PROBLEM TO SOLVE: When a line below contains the word "técnica", copy that line.

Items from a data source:
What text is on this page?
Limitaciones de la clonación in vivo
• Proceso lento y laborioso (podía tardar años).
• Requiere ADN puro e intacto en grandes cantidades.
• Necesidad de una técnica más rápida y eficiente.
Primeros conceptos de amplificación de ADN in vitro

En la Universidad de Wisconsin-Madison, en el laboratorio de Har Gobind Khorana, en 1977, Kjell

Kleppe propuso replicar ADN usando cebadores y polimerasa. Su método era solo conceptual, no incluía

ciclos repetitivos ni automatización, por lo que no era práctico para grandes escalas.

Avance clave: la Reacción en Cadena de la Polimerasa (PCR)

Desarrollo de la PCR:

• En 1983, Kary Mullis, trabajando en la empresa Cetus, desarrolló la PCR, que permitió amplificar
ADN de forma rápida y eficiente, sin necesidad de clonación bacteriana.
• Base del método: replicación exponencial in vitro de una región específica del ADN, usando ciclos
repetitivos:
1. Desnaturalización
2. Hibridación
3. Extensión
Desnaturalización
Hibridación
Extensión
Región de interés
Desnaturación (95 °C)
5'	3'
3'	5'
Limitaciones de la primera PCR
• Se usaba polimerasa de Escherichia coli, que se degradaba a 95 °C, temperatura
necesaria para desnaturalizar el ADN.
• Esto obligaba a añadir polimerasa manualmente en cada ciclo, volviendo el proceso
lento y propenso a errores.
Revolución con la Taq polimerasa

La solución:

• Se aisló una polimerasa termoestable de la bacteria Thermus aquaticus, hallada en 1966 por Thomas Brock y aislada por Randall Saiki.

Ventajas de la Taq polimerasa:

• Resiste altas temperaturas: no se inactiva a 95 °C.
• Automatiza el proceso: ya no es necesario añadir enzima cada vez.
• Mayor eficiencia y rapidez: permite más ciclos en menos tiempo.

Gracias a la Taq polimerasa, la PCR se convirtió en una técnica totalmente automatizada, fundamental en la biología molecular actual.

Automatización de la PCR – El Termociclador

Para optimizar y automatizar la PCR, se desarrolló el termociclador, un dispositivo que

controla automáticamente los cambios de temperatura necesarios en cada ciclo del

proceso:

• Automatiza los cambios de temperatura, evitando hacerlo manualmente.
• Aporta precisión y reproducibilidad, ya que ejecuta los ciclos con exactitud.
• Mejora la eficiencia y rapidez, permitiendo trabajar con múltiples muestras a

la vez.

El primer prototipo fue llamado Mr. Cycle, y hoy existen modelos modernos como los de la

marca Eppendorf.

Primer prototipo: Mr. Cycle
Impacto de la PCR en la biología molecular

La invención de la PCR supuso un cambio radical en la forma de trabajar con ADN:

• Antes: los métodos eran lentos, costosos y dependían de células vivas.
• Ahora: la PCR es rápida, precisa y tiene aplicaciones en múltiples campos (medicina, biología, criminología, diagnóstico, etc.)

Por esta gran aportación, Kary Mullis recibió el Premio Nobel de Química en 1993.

SOLUTION BELOW:
• Necesidad de una técnica más rápida y eficiente.
Gracias a la Taq polimerasa, la PCR se convirtió en una técnica totalmente automatizada, fundamental en la biología molecular actual.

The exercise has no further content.